_What to produce_
Should a line in the entries below contain "Peptide", return that line.

START Extracted entries

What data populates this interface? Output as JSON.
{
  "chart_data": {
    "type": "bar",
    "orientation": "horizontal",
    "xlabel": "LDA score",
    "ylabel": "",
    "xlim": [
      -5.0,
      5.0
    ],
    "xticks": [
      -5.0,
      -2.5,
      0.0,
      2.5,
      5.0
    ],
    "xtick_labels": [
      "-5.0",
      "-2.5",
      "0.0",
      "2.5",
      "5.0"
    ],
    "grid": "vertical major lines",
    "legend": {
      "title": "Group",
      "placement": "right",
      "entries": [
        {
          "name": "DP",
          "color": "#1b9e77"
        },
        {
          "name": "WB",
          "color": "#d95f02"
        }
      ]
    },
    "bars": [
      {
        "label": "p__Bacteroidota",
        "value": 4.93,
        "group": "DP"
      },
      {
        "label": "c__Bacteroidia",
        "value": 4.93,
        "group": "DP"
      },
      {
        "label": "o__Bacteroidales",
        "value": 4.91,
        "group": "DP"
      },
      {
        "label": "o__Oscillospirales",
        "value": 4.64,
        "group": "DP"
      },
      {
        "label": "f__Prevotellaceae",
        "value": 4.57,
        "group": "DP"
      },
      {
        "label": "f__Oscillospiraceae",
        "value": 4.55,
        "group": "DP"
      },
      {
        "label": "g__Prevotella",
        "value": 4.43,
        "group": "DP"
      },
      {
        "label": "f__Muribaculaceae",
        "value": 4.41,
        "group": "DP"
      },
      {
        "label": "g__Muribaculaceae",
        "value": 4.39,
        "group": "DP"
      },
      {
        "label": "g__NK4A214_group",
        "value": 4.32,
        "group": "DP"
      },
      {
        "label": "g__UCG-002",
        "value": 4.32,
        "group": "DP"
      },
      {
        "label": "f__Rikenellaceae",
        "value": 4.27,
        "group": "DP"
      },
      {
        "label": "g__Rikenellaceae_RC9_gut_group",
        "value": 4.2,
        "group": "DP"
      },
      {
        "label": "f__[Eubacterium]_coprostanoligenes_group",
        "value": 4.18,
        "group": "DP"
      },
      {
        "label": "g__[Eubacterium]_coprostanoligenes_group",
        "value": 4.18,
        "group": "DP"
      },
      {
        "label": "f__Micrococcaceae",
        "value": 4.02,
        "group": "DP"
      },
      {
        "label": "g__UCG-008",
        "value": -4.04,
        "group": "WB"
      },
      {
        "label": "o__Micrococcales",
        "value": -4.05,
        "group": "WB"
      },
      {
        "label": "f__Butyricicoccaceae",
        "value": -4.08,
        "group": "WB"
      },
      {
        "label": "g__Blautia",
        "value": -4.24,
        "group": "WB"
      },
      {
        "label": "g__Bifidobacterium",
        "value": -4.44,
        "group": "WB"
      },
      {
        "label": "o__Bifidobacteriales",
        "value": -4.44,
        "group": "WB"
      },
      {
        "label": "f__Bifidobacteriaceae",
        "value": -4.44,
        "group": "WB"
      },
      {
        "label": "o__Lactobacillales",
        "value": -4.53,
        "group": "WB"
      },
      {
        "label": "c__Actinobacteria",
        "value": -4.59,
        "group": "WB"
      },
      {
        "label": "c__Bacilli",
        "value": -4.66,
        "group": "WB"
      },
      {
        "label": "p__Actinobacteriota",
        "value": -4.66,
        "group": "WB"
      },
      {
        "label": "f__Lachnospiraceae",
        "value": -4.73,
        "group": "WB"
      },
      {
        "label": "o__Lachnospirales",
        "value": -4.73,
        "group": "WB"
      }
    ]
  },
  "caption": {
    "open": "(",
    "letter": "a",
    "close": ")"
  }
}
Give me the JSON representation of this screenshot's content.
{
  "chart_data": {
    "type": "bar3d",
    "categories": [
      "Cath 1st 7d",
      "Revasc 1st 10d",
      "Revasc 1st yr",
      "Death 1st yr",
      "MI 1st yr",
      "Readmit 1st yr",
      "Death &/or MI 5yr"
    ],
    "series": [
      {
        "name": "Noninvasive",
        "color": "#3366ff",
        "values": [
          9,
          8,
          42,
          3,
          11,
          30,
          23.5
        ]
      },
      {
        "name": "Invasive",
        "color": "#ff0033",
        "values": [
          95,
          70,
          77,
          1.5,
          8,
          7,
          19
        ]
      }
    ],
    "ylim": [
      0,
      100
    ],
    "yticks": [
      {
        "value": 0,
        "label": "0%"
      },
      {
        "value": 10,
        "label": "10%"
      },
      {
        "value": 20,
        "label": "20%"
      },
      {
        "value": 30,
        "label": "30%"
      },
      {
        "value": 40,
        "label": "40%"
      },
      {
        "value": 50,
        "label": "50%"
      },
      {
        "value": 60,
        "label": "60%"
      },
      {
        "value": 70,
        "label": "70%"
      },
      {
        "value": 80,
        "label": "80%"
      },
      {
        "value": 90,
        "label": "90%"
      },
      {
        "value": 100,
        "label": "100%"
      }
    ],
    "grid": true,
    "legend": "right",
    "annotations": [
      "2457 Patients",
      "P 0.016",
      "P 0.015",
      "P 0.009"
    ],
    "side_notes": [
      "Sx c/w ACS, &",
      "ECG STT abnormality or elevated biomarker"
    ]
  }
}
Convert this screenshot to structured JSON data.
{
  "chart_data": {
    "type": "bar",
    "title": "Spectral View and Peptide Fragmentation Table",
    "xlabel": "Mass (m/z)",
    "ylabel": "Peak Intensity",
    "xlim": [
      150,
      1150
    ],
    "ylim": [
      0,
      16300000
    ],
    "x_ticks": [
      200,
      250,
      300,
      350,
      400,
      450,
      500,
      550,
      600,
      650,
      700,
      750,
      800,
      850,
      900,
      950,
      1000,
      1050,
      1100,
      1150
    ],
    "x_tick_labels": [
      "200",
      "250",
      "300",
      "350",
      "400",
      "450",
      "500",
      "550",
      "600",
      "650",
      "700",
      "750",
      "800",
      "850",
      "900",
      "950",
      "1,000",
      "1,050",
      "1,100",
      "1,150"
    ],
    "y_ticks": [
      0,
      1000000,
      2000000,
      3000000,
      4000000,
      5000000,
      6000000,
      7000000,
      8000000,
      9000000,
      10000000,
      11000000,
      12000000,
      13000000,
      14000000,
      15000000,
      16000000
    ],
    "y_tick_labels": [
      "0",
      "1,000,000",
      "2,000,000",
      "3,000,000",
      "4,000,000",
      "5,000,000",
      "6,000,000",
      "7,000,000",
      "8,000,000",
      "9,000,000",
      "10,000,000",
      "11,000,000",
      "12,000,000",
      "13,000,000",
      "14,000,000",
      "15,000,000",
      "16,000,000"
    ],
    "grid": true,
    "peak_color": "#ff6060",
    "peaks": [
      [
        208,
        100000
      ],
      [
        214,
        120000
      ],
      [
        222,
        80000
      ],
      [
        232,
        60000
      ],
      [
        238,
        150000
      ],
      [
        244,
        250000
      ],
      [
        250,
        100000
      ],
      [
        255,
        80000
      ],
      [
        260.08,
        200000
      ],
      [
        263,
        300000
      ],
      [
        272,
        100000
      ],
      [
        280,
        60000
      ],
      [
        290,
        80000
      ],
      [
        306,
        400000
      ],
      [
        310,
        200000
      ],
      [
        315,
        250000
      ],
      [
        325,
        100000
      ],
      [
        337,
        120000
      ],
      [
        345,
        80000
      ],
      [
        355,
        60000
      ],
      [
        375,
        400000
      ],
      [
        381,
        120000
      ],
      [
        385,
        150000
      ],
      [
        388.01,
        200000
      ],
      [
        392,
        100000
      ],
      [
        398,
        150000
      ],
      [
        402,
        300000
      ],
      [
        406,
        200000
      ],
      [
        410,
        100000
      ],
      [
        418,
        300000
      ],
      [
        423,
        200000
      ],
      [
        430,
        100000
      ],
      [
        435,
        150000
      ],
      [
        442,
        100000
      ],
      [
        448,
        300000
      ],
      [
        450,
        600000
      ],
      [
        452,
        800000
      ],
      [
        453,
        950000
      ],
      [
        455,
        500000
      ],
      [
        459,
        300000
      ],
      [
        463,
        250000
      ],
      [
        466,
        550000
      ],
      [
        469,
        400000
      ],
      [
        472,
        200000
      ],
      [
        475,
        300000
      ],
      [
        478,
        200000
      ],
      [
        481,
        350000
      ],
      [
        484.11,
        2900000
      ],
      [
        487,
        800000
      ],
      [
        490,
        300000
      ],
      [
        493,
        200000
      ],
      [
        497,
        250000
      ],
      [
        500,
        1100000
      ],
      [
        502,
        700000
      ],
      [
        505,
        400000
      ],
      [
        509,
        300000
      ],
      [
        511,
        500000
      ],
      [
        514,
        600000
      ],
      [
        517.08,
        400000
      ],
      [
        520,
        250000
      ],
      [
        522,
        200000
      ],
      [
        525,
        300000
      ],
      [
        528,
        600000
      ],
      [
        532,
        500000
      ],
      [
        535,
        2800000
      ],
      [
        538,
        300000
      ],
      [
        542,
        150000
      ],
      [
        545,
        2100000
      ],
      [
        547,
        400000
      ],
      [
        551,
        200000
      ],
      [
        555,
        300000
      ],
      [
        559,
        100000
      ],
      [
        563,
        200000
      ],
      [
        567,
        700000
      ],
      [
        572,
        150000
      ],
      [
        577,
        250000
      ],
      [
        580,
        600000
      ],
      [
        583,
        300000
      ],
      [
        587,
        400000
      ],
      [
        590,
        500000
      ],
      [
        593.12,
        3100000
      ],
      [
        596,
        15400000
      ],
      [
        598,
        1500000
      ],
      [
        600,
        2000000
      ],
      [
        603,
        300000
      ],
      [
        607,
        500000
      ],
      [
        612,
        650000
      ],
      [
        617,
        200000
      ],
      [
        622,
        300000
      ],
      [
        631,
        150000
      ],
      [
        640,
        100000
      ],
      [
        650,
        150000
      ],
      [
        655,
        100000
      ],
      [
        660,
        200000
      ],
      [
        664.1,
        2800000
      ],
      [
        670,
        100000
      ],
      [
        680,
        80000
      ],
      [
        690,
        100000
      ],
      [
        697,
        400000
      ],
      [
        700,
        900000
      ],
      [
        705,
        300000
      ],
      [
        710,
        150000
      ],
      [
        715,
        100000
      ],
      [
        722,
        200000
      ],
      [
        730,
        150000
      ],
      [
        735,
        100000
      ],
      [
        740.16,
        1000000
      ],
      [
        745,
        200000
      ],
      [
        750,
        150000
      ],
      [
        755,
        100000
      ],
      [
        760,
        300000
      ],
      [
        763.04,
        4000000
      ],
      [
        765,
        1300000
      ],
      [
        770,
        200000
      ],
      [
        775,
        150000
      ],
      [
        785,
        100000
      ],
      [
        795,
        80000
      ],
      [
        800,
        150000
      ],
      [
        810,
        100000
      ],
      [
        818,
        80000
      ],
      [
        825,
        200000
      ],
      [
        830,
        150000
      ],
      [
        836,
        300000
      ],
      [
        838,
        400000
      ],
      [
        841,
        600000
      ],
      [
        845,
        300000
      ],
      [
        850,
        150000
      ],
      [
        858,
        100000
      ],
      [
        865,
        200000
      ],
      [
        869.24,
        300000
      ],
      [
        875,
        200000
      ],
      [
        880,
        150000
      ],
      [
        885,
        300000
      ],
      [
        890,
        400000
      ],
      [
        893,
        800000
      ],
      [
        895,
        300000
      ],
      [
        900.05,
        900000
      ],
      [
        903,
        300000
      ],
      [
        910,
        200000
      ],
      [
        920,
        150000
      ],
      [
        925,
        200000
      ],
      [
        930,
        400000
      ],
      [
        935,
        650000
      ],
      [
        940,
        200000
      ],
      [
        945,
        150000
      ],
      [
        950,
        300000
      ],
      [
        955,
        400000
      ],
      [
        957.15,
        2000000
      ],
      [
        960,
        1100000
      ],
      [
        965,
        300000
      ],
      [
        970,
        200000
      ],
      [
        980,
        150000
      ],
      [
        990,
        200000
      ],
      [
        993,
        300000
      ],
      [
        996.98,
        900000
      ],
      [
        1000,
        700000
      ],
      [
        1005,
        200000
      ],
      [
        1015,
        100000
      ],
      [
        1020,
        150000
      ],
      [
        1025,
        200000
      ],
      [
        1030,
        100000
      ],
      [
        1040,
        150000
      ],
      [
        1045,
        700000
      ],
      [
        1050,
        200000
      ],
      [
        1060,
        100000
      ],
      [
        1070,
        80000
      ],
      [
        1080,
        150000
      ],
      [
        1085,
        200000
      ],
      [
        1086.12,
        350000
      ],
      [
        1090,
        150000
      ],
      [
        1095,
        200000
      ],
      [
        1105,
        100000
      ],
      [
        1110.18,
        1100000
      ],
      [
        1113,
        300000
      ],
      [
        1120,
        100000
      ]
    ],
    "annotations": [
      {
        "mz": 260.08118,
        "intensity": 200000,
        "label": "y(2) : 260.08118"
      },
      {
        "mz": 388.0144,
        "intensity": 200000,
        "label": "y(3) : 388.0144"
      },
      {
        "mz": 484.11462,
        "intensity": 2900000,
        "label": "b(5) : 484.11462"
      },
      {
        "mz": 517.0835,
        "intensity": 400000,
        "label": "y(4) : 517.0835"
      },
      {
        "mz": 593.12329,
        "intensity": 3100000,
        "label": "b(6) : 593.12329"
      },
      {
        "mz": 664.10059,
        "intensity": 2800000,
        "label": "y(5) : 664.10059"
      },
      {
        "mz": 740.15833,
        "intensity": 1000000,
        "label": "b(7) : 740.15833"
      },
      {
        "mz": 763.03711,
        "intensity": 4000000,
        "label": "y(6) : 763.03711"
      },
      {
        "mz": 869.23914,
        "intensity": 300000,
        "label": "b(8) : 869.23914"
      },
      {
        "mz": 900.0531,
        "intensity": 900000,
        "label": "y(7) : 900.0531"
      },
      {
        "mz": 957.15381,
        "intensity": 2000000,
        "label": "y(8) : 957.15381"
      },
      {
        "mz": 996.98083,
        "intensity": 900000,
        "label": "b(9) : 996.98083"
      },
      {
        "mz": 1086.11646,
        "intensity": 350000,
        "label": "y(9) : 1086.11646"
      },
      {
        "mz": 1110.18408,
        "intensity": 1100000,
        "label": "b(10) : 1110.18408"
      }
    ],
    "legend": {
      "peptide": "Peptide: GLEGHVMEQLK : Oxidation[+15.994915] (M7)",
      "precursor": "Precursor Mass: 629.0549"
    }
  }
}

END Extracted entries

_Answer to the exercise_
    "title": "Spectral View and Peptide Fragmentation Table",
      "peptide": "Peptide: GLEGHVMEQLK : Oxidation[+15.994915] (M7)",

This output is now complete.